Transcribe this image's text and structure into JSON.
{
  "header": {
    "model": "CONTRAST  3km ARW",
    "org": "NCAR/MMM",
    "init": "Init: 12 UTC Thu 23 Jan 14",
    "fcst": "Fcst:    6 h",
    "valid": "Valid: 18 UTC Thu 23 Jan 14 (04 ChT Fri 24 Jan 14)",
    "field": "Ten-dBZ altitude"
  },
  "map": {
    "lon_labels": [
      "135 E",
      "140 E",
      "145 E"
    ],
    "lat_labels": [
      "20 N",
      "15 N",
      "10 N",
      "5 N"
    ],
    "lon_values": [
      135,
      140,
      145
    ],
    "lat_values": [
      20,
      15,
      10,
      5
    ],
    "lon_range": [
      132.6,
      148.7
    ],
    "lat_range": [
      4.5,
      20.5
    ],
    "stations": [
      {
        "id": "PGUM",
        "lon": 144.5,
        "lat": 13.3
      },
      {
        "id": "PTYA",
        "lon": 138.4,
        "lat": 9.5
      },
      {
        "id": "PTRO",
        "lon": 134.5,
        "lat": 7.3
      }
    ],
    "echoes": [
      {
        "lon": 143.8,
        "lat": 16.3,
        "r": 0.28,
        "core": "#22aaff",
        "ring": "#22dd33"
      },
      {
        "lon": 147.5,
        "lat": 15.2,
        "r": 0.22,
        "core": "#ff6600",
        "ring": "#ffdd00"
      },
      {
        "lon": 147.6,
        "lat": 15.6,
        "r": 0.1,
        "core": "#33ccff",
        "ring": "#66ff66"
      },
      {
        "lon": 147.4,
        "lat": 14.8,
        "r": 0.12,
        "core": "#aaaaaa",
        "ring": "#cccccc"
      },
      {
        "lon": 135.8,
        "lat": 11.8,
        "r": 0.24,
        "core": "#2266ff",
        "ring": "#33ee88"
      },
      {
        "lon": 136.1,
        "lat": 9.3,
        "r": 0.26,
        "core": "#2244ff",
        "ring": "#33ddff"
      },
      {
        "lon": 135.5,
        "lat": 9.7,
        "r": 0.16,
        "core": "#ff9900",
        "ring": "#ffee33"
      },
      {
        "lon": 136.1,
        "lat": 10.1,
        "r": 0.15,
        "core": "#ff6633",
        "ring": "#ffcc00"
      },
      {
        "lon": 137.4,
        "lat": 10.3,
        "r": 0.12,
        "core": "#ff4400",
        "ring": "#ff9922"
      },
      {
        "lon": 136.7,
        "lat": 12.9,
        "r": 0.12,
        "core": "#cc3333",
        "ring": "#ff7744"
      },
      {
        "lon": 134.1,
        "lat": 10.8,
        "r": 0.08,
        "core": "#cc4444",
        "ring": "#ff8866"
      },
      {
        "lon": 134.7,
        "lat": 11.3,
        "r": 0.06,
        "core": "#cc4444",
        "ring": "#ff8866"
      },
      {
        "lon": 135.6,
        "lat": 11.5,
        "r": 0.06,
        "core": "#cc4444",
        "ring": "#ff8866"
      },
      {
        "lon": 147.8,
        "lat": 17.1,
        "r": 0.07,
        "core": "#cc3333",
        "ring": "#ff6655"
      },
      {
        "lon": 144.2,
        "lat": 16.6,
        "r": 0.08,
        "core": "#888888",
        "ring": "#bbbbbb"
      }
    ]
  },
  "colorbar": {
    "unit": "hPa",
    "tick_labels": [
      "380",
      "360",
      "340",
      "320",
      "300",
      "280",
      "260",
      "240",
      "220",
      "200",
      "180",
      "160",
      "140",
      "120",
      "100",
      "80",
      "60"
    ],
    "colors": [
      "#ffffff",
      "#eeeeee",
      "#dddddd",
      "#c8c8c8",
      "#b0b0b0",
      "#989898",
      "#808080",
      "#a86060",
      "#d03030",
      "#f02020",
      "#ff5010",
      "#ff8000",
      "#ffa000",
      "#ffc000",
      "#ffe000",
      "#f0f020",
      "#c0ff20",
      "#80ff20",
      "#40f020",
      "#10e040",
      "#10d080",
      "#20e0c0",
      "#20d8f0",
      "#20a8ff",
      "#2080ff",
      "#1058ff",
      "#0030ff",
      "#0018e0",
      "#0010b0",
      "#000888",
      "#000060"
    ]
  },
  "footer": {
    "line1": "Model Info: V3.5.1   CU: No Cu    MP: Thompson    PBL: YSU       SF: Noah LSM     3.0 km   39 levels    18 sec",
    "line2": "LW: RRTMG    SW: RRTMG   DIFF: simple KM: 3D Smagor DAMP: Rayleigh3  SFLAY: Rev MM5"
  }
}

— What to produce —
Please reproduce each line exactly as written.

— Full output —
Transcribe this image's text and structure into JSON.
{
  "header": {
    "model": "CONTRAST  3km ARW",
    "org": "NCAR/MMM",
    "init": "Init: 12 UTC Thu 23 Jan 14",
    "fcst": "Fcst:    6 h",
    "valid": "Valid: 18 UTC Thu 23 Jan 14 (04 ChT Fri 24 Jan 14)",
    "field": "Ten-dBZ altitude"
  },
  "map": {
    "lon_labels": [
      "135 E",
      "140 E",
      "145 E"
    ],
    "lat_labels": [
      "20 N",
      "15 N",
      "10 N",
      "5 N"
    ],
    "lon_values": [
      135,
      140,
      145
    ],
    "lat_values": [
      20,
      15,
      10,
      5
    ],
    "lon_range": [
      132.6,
      148.7
    ],
    "lat_range": [
      4.5,
      20.5
    ],
    "stations": [
      {
        "id": "PGUM",
        "lon": 144.5,
        "lat": 13.3
      },
      {
        "id": "PTYA",
        "lon": 138.4,
        "lat": 9.5
      },
      {
        "id": "PTRO",
        "lon": 134.5,
        "lat": 7.3
      }
    ],
    "echoes": [
      {
        "lon": 143.8,
        "lat": 16.3,
        "r": 0.28,
        "core": "#22aaff",
        "ring": "#22dd33"
      },
      {
        "lon": 147.5,
        "lat": 15.2,
        "r": 0.22,
        "core": "#ff6600",
        "ring": "#ffdd00"
      },
      {
        "lon": 147.6,
        "lat": 15.6,
        "r": 0.1,
        "core": "#33ccff",
        "ring": "#66ff66"
      },
      {
        "lon": 147.4,
        "lat": 14.8,
        "r": 0.12,
        "core": "#aaaaaa",
        "ring": "#cccccc"
      },
      {
        "lon": 135.8,
        "lat": 11.8,
        "r": 0.24,
        "core": "#2266ff",
        "ring": "#33ee88"
      },
      {
        "lon": 136.1,
        "lat": 9.3,
        "r": 0.26,
        "core": "#2244ff",
        "ring": "#33ddff"
      },
      {
        "lon": 135.5,
        "lat": 9.7,
        "r": 0.16,
        "core": "#ff9900",
        "ring": "#ffee33"
      },
      {
        "lon": 136.1,
        "lat": 10.1,
        "r": 0.15,
        "core": "#ff6633",
        "ring": "#ffcc00"
      },
      {
        "lon": 137.4,
        "lat": 10.3,
        "r": 0.12,
        "core": "#ff4400",
        "ring": "#ff9922"
      },
      {
        "lon": 136.7,
        "lat": 12.9,
        "r": 0.12,
        "core": "#cc3333",
        "ring": "#ff7744"
      },
      {
        "lon": 134.1,
        "lat": 10.8,
        "r": 0.08,
        "core": "#cc4444",
        "ring": "#ff8866"
      },
      {
        "lon": 134.7,
        "lat": 11.3,
        "r": 0.06,
        "core": "#cc4444",
        "ring": "#ff8866"
      },
      {
        "lon": 135.6,
        "lat": 11.5,
        "r": 0.06,
        "core": "#cc4444",
        "ring": "#ff8866"
      },
      {
        "lon": 147.8,
        "lat": 17.1,
        "r": 0.07,
        "core": "#cc3333",
        "ring": "#ff6655"
      },
      {
        "lon": 144.2,
        "lat": 16.6,
        "r": 0.08,
        "core": "#888888",
        "ring": "#bbbbbb"
      }
    ]
  },
  "colorbar": {
    "unit": "hPa",
    "tick_labels": [
      "380",
      "360",
      "340",
      "320",
      "300",
      "280",
      "260",
      "240",
      "220",
      "200",
      "180",
      "160",
      "140",
      "120",
      "100",
      "80",
      "60"
    ],
    "colors": [
      "#ffffff",
      "#eeeeee",
      "#dddddd",
      "#c8c8c8",
      "#b0b0b0",
      "#989898",
      "#808080",
      "#a86060",
      "#d03030",
      "#f02020",
      "#ff5010",
      "#ff8000",
      "#ffa000",
      "#ffc000",
      "#ffe000",
      "#f0f020",
      "#c0ff20",
      "#80ff20",
      "#40f020",
      "#10e040",
      "#10d080",
      "#20e0c0",
      "#20d8f0",
      "#20a8ff",
      "#2080ff",
      "#1058ff",
      "#0030ff",
      "#0018e0",
      "#0010b0",
      "#000888",
      "#000060"
    ]
  },
  "footer": {
    "line1": "Model Info: V3.5.1   CU: No Cu    MP: Thompson    PBL: YSU       SF: Noah LSM     3.0 km   39 levels    18 sec",
    "line2": "LW: RRTMG    SW: RRTMG   DIFF: simple KM: 3D Smagor DAMP: Rayleigh3  SFLAY: Rev MM5"
  }
}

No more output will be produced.